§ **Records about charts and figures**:
▼▼▼

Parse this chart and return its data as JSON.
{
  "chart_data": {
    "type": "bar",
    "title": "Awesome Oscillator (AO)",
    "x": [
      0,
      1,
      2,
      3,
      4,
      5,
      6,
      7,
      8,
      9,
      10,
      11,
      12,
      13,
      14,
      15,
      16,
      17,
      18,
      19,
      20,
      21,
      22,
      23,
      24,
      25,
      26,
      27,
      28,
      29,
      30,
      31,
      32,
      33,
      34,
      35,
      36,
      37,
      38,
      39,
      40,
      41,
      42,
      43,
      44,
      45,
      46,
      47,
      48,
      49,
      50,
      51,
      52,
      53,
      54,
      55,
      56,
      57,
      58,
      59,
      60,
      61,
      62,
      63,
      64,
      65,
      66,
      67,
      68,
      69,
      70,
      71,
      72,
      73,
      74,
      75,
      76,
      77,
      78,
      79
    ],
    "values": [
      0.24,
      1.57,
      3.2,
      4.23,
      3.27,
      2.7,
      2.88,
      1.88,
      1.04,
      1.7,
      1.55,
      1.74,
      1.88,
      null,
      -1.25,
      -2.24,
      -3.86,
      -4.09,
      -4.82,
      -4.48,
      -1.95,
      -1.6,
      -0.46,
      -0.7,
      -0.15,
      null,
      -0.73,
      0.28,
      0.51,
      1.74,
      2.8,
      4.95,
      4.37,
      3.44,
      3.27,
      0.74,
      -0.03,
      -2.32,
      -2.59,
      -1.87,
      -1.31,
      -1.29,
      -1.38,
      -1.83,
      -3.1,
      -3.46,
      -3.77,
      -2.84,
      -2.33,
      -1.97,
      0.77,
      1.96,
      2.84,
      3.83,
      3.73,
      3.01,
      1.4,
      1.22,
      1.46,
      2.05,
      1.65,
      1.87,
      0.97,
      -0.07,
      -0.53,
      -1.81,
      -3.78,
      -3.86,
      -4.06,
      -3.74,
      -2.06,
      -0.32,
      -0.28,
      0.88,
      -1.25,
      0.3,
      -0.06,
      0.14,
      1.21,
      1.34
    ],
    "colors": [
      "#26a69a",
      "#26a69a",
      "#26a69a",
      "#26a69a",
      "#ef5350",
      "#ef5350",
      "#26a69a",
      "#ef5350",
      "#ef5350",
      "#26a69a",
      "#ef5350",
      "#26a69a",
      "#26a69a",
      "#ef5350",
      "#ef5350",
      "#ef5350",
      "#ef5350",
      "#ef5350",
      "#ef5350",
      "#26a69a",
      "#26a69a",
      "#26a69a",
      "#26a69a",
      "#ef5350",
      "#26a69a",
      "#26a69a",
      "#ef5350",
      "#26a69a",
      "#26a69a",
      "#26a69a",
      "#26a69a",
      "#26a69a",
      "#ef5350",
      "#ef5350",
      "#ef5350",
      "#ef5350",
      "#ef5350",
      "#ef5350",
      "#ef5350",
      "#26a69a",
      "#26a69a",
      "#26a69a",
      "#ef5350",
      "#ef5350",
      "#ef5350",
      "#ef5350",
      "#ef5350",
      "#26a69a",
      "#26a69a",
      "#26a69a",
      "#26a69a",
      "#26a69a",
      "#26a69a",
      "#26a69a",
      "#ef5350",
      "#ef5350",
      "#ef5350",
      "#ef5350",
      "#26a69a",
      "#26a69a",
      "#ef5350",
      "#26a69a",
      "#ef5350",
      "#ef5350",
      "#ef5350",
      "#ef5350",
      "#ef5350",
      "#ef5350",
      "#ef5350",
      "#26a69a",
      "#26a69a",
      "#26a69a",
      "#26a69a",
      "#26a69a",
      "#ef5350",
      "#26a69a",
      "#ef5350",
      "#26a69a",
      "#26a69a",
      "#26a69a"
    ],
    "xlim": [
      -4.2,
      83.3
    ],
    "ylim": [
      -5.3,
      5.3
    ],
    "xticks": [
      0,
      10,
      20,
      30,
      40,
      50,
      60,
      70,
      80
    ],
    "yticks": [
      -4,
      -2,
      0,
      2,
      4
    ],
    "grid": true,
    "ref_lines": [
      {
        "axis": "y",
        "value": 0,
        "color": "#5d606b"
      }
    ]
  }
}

▲▲▲

§ **Given instruction**: Your task is to transcribe the material exactly.

§ **Output for this task**:
Parse this chart and return its data as JSON.
{
  "chart_data": {
    "type": "bar",
    "title": "Awesome Oscillator (AO)",
    "x": [
      0,
      1,
      2,
      3,
      4,
      5,
      6,
      7,
      8,
      9,
      10,
      11,
      12,
      13,
      14,
      15,
      16,
      17,
      18,
      19,
      20,
      21,
      22,
      23,
      24,
      25,
      26,
      27,
      28,
      29,
      30,
      31,
      32,
      33,
      34,
      35,
      36,
      37,
      38,
      39,
      40,
      41,
      42,
      43,
      44,
      45,
      46,
      47,
      48,
      49,
      50,
      51,
      52,
      53,
      54,
      55,
      56,
      57,
      58,
      59,
      60,
      61,
      62,
      63,
      64,
      65,
      66,
      67,
      68,
      69,
      70,
      71,
      72,
      73,
      74,
      75,
      76,
      77,
      78,
      79
    ],
    "values": [
      0.24,
      1.57,
      3.2,
      4.23,
      3.27,
      2.7,
      2.88,
      1.88,
      1.04,
      1.7,
      1.55,
      1.74,
      1.88,
      null,
      -1.25,
      -2.24,
      -3.86,
      -4.09,
      -4.82,
      -4.48,
      -1.95,
      -1.6,
      -0.46,
      -0.7,
      -0.15,
      null,
      -0.73,
      0.28,
      0.51,
      1.74,
      2.8,
      4.95,
      4.37,
      3.44,
      3.27,
      0.74,
      -0.03,
      -2.32,
      -2.59,
      -1.87,
      -1.31,
      -1.29,
      -1.38,
      -1.83,
      -3.1,
      -3.46,
      -3.77,
      -2.84,
      -2.33,
      -1.97,
      0.77,
      1.96,
      2.84,
      3.83,
      3.73,
      3.01,
      1.4,
      1.22,
      1.46,
      2.05,
      1.65,
      1.87,
      0.97,
      -0.07,
      -0.53,
      -1.81,
      -3.78,
      -3.86,
      -4.06,
      -3.74,
      -2.06,
      -0.32,
      -0.28,
      0.88,
      -1.25,
      0.3,
      -0.06,
      0.14,
      1.21,
      1.34
    ],
    "colors": [
      "#26a69a",
      "#26a69a",
      "#26a69a",
      "#26a69a",
      "#ef5350",
      "#ef5350",
      "#26a69a",
      "#ef5350",
      "#ef5350",
      "#26a69a",
      "#ef5350",
      "#26a69a",
      "#26a69a",
      "#ef5350",
      "#ef5350",
      "#ef5350",
      "#ef5350",
      "#ef5350",
      "#ef5350",
      "#26a69a",
      "#26a69a",
      "#26a69a",
      "#26a69a",
      "#ef5350",
      "#26a69a",
      "#26a69a",
      "#ef5350",
      "#26a69a",
      "#26a69a",
      "#26a69a",
      "#26a69a",
      "#26a69a",
      "#ef5350",
      "#ef5350",
      "#ef5350",
      "#ef5350",
      "#ef5350",
      "#ef5350",
      "#ef5350",
      "#26a69a",
      "#26a69a",
      "#26a69a",
      "#ef5350",
      "#ef5350",
      "#ef5350",
      "#ef5350",
      "#ef5350",
      "#26a69a",
      "#26a69a",
      "#26a69a",
      "#26a69a",
      "#26a69a",
      "#26a69a",
      "#26a69a",
      "#ef5350",
      "#ef5350",
      "#ef5350",
      "#ef5350",
      "#26a69a",
      "#26a69a",
      "#ef5350",
      "#26a69a",
      "#ef5350",
      "#ef5350",
      "#ef5350",
      "#ef5350",
      "#ef5350",
      "#ef5350",
      "#ef5350",
      "#26a69a",
      "#26a69a",
      "#26a69a",
      "#26a69a",
      "#26a69a",
      "#ef5350",
      "#26a69a",
      "#ef5350",
      "#26a69a",
      "#26a69a",
      "#26a69a"
    ],
    "xlim": [
      -4.2,
      83.3
    ],
    "ylim": [
      -5.3,
      5.3
    ],
    "xticks": [
      0,
      10,
      20,
      30,
      40,
      50,
      60,
      70,
      80
    ],
    "yticks": [
      -4,
      -2,
      0,
      2,
      4
    ],
    "grid": true,
    "ref_lines": [
      {
        "axis": "y",
        "value": 0,
        "color": "#5d606b"
      }
    ]
  }
}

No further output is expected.